PROVIDED RECORDS:
++++++++

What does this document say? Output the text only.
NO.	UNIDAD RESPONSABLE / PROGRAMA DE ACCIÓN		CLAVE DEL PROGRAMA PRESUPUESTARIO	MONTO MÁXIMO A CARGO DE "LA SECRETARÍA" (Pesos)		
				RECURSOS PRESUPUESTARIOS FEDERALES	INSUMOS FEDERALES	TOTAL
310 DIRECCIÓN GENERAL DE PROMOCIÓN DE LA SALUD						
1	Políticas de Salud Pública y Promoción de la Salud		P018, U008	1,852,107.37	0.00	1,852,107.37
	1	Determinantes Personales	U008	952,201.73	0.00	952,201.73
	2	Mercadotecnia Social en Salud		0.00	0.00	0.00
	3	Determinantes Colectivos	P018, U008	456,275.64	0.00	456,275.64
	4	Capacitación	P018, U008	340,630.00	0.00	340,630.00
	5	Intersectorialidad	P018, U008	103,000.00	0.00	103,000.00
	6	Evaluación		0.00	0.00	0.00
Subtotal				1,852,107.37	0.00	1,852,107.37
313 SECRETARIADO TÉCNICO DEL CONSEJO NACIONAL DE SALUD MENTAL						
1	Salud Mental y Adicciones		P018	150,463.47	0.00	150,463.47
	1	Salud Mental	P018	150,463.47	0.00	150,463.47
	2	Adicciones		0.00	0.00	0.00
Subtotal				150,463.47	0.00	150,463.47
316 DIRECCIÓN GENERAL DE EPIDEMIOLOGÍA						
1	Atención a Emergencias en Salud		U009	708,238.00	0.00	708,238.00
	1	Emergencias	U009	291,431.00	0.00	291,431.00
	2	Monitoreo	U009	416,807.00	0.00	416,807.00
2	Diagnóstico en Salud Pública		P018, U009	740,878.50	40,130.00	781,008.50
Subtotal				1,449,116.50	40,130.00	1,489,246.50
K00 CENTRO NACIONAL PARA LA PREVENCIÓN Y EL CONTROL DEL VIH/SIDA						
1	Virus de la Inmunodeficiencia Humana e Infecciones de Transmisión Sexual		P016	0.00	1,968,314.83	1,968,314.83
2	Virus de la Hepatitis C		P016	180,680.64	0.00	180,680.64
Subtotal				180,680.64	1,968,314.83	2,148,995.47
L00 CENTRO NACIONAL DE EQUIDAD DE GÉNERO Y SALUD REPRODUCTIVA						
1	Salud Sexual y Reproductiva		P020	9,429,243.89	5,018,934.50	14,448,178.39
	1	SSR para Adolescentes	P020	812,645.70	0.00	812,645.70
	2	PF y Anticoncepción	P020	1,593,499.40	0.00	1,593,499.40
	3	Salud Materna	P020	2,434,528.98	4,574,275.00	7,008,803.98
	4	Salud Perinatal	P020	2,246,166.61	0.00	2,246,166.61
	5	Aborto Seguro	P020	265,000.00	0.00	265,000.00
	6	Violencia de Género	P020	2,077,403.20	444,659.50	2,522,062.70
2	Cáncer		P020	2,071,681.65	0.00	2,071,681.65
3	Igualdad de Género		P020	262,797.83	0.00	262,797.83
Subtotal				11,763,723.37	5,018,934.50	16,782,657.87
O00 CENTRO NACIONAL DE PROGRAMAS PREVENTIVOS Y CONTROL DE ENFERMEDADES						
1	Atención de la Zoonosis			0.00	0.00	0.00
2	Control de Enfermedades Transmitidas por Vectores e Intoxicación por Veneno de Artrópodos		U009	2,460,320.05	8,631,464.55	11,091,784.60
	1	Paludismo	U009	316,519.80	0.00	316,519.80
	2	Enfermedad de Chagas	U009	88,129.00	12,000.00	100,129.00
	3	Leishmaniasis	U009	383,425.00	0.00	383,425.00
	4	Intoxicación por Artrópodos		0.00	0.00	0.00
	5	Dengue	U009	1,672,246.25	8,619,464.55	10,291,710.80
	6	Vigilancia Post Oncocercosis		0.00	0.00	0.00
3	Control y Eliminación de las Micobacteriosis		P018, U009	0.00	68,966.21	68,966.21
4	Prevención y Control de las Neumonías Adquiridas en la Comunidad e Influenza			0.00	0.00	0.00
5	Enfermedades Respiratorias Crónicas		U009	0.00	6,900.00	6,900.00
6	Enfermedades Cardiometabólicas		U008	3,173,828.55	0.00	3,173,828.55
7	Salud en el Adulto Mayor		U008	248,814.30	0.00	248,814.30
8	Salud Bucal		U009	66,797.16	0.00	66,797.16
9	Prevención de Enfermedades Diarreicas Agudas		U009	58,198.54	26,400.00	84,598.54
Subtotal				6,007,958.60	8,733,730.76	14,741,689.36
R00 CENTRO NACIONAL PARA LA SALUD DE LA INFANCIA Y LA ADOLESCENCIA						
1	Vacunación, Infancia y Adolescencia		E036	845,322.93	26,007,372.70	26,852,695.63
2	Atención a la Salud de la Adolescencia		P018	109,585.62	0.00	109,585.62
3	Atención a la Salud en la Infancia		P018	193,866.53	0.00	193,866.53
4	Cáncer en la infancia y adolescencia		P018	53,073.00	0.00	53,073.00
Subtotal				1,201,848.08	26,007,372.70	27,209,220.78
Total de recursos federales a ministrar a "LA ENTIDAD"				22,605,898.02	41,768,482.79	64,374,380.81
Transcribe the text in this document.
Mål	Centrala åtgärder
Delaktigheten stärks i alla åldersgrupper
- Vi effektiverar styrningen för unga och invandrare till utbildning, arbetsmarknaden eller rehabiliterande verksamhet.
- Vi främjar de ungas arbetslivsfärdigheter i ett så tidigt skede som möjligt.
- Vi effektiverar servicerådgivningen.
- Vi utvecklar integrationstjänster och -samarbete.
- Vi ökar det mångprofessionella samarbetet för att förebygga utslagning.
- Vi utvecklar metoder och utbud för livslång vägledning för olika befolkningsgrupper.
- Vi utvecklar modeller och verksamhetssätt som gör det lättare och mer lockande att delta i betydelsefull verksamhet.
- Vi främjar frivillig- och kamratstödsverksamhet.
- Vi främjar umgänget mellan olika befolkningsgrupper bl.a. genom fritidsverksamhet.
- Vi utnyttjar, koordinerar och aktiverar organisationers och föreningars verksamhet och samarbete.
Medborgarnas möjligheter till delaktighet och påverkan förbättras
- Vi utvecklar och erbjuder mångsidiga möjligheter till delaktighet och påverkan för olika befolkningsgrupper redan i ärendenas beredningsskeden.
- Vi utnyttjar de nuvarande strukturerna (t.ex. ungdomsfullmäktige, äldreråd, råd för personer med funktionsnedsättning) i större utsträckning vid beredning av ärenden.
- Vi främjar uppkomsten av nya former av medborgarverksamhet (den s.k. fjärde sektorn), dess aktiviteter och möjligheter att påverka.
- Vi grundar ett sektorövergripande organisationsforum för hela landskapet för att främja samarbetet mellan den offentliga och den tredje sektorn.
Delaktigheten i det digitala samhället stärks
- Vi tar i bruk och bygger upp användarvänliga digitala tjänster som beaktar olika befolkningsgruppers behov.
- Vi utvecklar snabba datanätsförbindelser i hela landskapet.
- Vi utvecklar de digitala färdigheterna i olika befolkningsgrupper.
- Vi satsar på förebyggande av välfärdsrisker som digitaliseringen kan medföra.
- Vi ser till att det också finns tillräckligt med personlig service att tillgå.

++++++++

Please give back every line of the listing exactly as it stands.

What does this document say? Output the text only.
NO.	UNIDAD RESPONSABLE / PROGRAMA DE ACCIÓN		CLAVE DEL PROGRAMA PRESUPUESTARIO	MONTO MÁXIMO A CARGO DE "LA SECRETARÍA" (Pesos)		
				RECURSOS PRESUPUESTARIOS FEDERALES	INSUMOS FEDERALES	TOTAL
310 DIRECCIÓN GENERAL DE PROMOCIÓN DE LA SALUD						
1	Políticas de Salud Pública y Promoción de la Salud		P018, U008	1,852,107.37	0.00	1,852,107.37
	1	Determinantes Personales	U008	952,201.73	0.00	952,201.73
	2	Mercadotecnia Social en Salud		0.00	0.00	0.00
	3	Determinantes Colectivos	P018, U008	456,275.64	0.00	456,275.64
	4	Capacitación	P018, U008	340,630.00	0.00	340,630.00
	5	Intersectorialidad	P018, U008	103,000.00	0.00	103,000.00
	6	Evaluación		0.00	0.00	0.00
Subtotal				1,852,107.37	0.00	1,852,107.37
313 SECRETARIADO TÉCNICO DEL CONSEJO NACIONAL DE SALUD MENTAL						
1	Salud Mental y Adicciones		P018	150,463.47	0.00	150,463.47
	1	Salud Mental	P018	150,463.47	0.00	150,463.47
	2	Adicciones		0.00	0.00	0.00
Subtotal				150,463.47	0.00	150,463.47
316 DIRECCIÓN GENERAL DE EPIDEMIOLOGÍA						
1	Atención a Emergencias en Salud		U009	708,238.00	0.00	708,238.00
	1	Emergencias	U009	291,431.00	0.00	291,431.00
	2	Monitoreo	U009	416,807.00	0.00	416,807.00
2	Diagnóstico en Salud Pública		P018, U009	740,878.50	40,130.00	781,008.50
Subtotal				1,449,116.50	40,130.00	1,489,246.50
K00 CENTRO NACIONAL PARA LA PREVENCIÓN Y EL CONTROL DEL VIH/SIDA						
1	Virus de la Inmunodeficiencia Humana e Infecciones de Transmisión Sexual		P016	0.00	1,968,314.83	1,968,314.83
2	Virus de la Hepatitis C		P016	180,680.64	0.00	180,680.64
Subtotal				180,680.64	1,968,314.83	2,148,995.47
L00 CENTRO NACIONAL DE EQUIDAD DE GÉNERO Y SALUD REPRODUCTIVA						
1	Salud Sexual y Reproductiva		P020	9,429,243.89	5,018,934.50	14,448,178.39
	1	SSR para Adolescentes	P020	812,645.70	0.00	812,645.70
	2	PF y Anticoncepción	P020	1,593,499.40	0.00	1,593,499.40
	3	Salud Materna	P020	2,434,528.98	4,574,275.00	7,008,803.98
	4	Salud Perinatal	P020	2,246,166.61	0.00	2,246,166.61
	5	Aborto Seguro	P020	265,000.00	0.00	265,000.00
	6	Violencia de Género	P020	2,077,403.20	444,659.50	2,522,062.70
2	Cáncer		P020	2,071,681.65	0.00	2,071,681.65
3	Igualdad de Género		P020	262,797.83	0.00	262,797.83
Subtotal				11,763,723.37	5,018,934.50	16,782,657.87
O00 CENTRO NACIONAL DE PROGRAMAS PREVENTIVOS Y CONTROL DE ENFERMEDADES						
1	Atención de la Zoonosis			0.00	0.00	0.00
2	Control de Enfermedades Transmitidas por Vectores e Intoxicación por Veneno de Artrópodos		U009	2,460,320.05	8,631,464.55	11,091,784.60
	1	Paludismo	U009	316,519.80	0.00	316,519.80
	2	Enfermedad de Chagas	U009	88,129.00	12,000.00	100,129.00
	3	Leishmaniasis	U009	383,425.00	0.00	383,425.00
	4	Intoxicación por Artrópodos		0.00	0.00	0.00
	5	Dengue	U009	1,672,246.25	8,619,464.55	10,291,710.80
	6	Vigilancia Post Oncocercosis		0.00	0.00	0.00
3	Control y Eliminación de las Micobacteriosis		P018, U009	0.00	68,966.21	68,966.21
4	Prevención y Control de las Neumonías Adquiridas en la Comunidad e Influenza			0.00	0.00	0.00
5	Enfermedades Respiratorias Crónicas		U009	0.00	6,900.00	6,900.00
6	Enfermedades Cardiometabólicas		U008	3,173,828.55	0.00	3,173,828.55
7	Salud en el Adulto Mayor		U008	248,814.30	0.00	248,814.30
8	Salud Bucal		U009	66,797.16	0.00	66,797.16
9	Prevención de Enfermedades Diarreicas Agudas		U009	58,198.54	26,400.00	84,598.54
Subtotal				6,007,958.60	8,733,730.76	14,741,689.36
R00 CENTRO NACIONAL PARA LA SALUD DE LA INFANCIA Y LA ADOLESCENCIA						
1	Vacunación, Infancia y Adolescencia		E036	845,322.93	26,007,372.70	26,852,695.63
2	Atención a la Salud de la Adolescencia		P018	109,585.62	0.00	109,585.62
3	Atención a la Salud en la Infancia		P018	193,866.53	0.00	193,866.53
4	Cáncer en la infancia y adolescencia		P018	53,073.00	0.00	53,073.00
Subtotal				1,201,848.08	26,007,372.70	27,209,220.78
Total de recursos federales a ministrar a "LA ENTIDAD"				22,605,898.02	41,768,482.79	64,374,380.81
Transcribe the text in this document.
Mål	Centrala åtgärder
Delaktigheten stärks i alla åldersgrupper
- Vi effektiverar styrningen för unga och invandrare till utbildning, arbetsmarknaden eller rehabiliterande verksamhet.
- Vi främjar de ungas arbetslivsfärdigheter i ett så tidigt skede som möjligt.
- Vi effektiverar servicerådgivningen.
- Vi utvecklar integrationstjänster och -samarbete.
- Vi ökar det mångprofessionella samarbetet för att förebygga utslagning.
- Vi utvecklar metoder och utbud för livslång vägledning för olika befolkningsgrupper.
- Vi utvecklar modeller och verksamhetssätt som gör det lättare och mer lockande att delta i betydelsefull verksamhet.
- Vi främjar frivillig- och kamratstödsverksamhet.
- Vi främjar umgänget mellan olika befolkningsgrupper bl.a. genom fritidsverksamhet.
- Vi utnyttjar, koordinerar och aktiverar organisationers och föreningars verksamhet och samarbete.
Medborgarnas möjligheter till delaktighet och påverkan förbättras
- Vi utvecklar och erbjuder mångsidiga möjligheter till delaktighet och påverkan för olika befolkningsgrupper redan i ärendenas beredningsskeden.
- Vi utnyttjar de nuvarande strukturerna (t.ex. ungdomsfullmäktige, äldreråd, råd för personer med funktionsnedsättning) i större utsträckning vid beredning av ärenden.
- Vi främjar uppkomsten av nya former av medborgarverksamhet (den s.k. fjärde sektorn), dess aktiviteter och möjligheter att påverka.
- Vi grundar ett sektorövergripande organisationsforum för hela landskapet för att främja samarbetet mellan den offentliga och den tredje sektorn.
Delaktigheten i det digitala samhället stärks
- Vi tar i bruk och bygger upp användarvänliga digitala tjänster som beaktar olika befolkningsgruppers behov.
- Vi utvecklar snabba datanätsförbindelser i hela landskapet.
- Vi utvecklar de digitala färdigheterna i olika befolkningsgrupper.
- Vi satsar på förebyggande av välfärdsrisker som digitaliseringen kan medföra.
- Vi ser till att det också finns tillräckligt med personlig service att tillgå.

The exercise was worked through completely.